Stored data
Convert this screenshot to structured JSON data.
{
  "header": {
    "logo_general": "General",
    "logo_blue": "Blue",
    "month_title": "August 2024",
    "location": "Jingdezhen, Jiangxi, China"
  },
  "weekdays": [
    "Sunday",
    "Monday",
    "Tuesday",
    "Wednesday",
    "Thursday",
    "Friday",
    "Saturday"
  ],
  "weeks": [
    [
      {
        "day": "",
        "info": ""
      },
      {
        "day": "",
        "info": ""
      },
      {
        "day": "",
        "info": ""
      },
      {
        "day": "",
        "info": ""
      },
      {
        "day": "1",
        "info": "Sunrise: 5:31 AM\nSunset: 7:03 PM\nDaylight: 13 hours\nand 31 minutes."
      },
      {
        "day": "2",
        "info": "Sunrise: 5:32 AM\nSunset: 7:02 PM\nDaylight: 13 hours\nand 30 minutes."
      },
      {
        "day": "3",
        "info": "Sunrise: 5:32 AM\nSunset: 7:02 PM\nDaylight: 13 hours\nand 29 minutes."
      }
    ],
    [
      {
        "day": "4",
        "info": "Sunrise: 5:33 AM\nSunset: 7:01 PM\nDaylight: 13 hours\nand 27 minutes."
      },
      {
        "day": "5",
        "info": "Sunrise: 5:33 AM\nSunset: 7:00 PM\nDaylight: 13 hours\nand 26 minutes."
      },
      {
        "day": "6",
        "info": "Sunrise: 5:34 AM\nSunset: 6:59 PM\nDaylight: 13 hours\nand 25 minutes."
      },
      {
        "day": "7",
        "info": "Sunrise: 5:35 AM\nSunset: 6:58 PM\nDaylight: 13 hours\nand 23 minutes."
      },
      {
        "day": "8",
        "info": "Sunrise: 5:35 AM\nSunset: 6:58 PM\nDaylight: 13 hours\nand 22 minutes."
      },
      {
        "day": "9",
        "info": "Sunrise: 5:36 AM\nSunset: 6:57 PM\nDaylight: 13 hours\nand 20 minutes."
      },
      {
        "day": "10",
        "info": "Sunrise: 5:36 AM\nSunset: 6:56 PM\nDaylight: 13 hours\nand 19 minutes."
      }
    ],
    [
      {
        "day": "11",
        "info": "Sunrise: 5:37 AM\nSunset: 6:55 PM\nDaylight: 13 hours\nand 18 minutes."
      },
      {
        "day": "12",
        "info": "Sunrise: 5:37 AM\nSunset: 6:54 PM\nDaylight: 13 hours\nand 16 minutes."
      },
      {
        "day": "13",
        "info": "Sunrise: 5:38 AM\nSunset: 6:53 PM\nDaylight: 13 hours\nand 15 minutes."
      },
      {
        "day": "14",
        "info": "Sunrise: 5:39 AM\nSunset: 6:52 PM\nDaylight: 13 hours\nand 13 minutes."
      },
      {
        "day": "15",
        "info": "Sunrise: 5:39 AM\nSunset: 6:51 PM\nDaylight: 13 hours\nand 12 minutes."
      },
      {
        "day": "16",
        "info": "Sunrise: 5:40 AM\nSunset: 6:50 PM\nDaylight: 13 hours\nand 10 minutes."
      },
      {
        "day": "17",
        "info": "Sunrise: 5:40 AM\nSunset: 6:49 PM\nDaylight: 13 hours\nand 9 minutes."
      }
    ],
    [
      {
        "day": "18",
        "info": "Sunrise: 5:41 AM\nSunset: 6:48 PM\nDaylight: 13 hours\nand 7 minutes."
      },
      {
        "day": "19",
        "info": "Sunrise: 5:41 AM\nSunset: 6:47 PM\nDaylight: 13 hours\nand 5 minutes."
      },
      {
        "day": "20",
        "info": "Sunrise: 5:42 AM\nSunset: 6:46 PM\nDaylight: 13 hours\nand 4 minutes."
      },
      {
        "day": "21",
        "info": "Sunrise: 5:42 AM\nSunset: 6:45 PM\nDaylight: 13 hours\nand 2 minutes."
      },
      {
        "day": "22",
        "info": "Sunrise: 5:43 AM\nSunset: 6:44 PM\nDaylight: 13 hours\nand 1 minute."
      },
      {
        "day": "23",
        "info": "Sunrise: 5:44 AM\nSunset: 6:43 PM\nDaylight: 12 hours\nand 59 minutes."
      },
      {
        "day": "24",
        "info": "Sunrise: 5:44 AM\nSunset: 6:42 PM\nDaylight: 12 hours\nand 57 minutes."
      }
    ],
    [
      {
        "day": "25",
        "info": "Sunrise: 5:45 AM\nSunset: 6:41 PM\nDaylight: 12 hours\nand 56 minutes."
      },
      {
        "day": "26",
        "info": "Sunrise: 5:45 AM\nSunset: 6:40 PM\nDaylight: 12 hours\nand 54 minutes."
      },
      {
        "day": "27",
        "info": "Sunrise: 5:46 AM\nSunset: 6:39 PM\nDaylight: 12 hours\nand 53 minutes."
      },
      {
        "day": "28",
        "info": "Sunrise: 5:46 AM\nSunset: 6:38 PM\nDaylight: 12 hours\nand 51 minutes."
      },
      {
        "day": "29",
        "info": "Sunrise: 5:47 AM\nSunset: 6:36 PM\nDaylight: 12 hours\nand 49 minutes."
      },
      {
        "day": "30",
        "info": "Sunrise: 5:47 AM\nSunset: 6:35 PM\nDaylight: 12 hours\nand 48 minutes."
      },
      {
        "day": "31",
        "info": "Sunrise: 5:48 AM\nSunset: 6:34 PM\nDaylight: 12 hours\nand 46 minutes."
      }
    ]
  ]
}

### Description of the task
Reproduce the records above exactly as they appear.

### Answer to this exercise
Convert this screenshot to structured JSON data.
{
  "header": {
    "logo_general": "General",
    "logo_blue": "Blue",
    "month_title": "August 2024",
    "location": "Jingdezhen, Jiangxi, China"
  },
  "weekdays": [
    "Sunday",
    "Monday",
    "Tuesday",
    "Wednesday",
    "Thursday",
    "Friday",
    "Saturday"
  ],
  "weeks": [
    [
      {
        "day": "",
        "info": ""
      },
      {
        "day": "",
        "info": ""
      },
      {
        "day": "",
        "info": ""
      },
      {
        "day": "",
        "info": ""
      },
      {
        "day": "1",
        "info": "Sunrise: 5:31 AM\nSunset: 7:03 PM\nDaylight: 13 hours\nand 31 minutes."
      },
      {
        "day": "2",
        "info": "Sunrise: 5:32 AM\nSunset: 7:02 PM\nDaylight: 13 hours\nand 30 minutes."
      },
      {
        "day": "3",
        "info": "Sunrise: 5:32 AM\nSunset: 7:02 PM\nDaylight: 13 hours\nand 29 minutes."
      }
    ],
    [
      {
        "day": "4",
        "info": "Sunrise: 5:33 AM\nSunset: 7:01 PM\nDaylight: 13 hours\nand 27 minutes."
      },
      {
        "day": "5",
        "info": "Sunrise: 5:33 AM\nSunset: 7:00 PM\nDaylight: 13 hours\nand 26 minutes."
      },
      {
        "day": "6",
        "info": "Sunrise: 5:34 AM\nSunset: 6:59 PM\nDaylight: 13 hours\nand 25 minutes."
      },
      {
        "day": "7",
        "info": "Sunrise: 5:35 AM\nSunset: 6:58 PM\nDaylight: 13 hours\nand 23 minutes."
      },
      {
        "day": "8",
        "info": "Sunrise: 5:35 AM\nSunset: 6:58 PM\nDaylight: 13 hours\nand 22 minutes."
      },
      {
        "day": "9",
        "info": "Sunrise: 5:36 AM\nSunset: 6:57 PM\nDaylight: 13 hours\nand 20 minutes."
      },
      {
        "day": "10",
        "info": "Sunrise: 5:36 AM\nSunset: 6:56 PM\nDaylight: 13 hours\nand 19 minutes."
      }
    ],
    [
      {
        "day": "11",
        "info": "Sunrise: 5:37 AM\nSunset: 6:55 PM\nDaylight: 13 hours\nand 18 minutes."
      },
      {
        "day": "12",
        "info": "Sunrise: 5:37 AM\nSunset: 6:54 PM\nDaylight: 13 hours\nand 16 minutes."
      },
      {
        "day": "13",
        "info": "Sunrise: 5:38 AM\nSunset: 6:53 PM\nDaylight: 13 hours\nand 15 minutes."
      },
      {
        "day": "14",
        "info": "Sunrise: 5:39 AM\nSunset: 6:52 PM\nDaylight: 13 hours\nand 13 minutes."
      },
      {
        "day": "15",
        "info": "Sunrise: 5:39 AM\nSunset: 6:51 PM\nDaylight: 13 hours\nand 12 minutes."
      },
      {
        "day": "16",
        "info": "Sunrise: 5:40 AM\nSunset: 6:50 PM\nDaylight: 13 hours\nand 10 minutes."
      },
      {
        "day": "17",
        "info": "Sunrise: 5:40 AM\nSunset: 6:49 PM\nDaylight: 13 hours\nand 9 minutes."
      }
    ],
    [
      {
        "day": "18",
        "info": "Sunrise: 5:41 AM\nSunset: 6:48 PM\nDaylight: 13 hours\nand 7 minutes."
      },
      {
        "day": "19",
        "info": "Sunrise: 5:41 AM\nSunset: 6:47 PM\nDaylight: 13 hours\nand 5 minutes."
      },
      {
        "day": "20",
        "info": "Sunrise: 5:42 AM\nSunset: 6:46 PM\nDaylight: 13 hours\nand 4 minutes."
      },
      {
        "day": "21",
        "info": "Sunrise: 5:42 AM\nSunset: 6:45 PM\nDaylight: 13 hours\nand 2 minutes."
      },
      {
        "day": "22",
        "info": "Sunrise: 5:43 AM\nSunset: 6:44 PM\nDaylight: 13 hours\nand 1 minute."
      },
      {
        "day": "23",
        "info": "Sunrise: 5:44 AM\nSunset: 6:43 PM\nDaylight: 12 hours\nand 59 minutes."
      },
      {
        "day": "24",
        "info": "Sunrise: 5:44 AM\nSunset: 6:42 PM\nDaylight: 12 hours\nand 57 minutes."
      }
    ],
    [
      {
        "day": "25",
        "info": "Sunrise: 5:45 AM\nSunset: 6:41 PM\nDaylight: 12 hours\nand 56 minutes."
      },
      {
        "day": "26",
        "info": "Sunrise: 5:45 AM\nSunset: 6:40 PM\nDaylight: 12 hours\nand 54 minutes."
      },
      {
        "day": "27",
        "info": "Sunrise: 5:46 AM\nSunset: 6:39 PM\nDaylight: 12 hours\nand 53 minutes."
      },
      {
        "day": "28",
        "info": "Sunrise: 5:46 AM\nSunset: 6:38 PM\nDaylight: 12 hours\nand 51 minutes."
      },
      {
        "day": "29",
        "info": "Sunrise: 5:47 AM\nSunset: 6:36 PM\nDaylight: 12 hours\nand 49 minutes."
      },
      {
        "day": "30",
        "info": "Sunrise: 5:47 AM\nSunset: 6:35 PM\nDaylight: 12 hours\nand 48 minutes."
      },
      {
        "day": "31",
        "info": "Sunrise: 5:48 AM\nSunset: 6:34 PM\nDaylight: 12 hours\nand 46 minutes."
      }
    ]
  ]
}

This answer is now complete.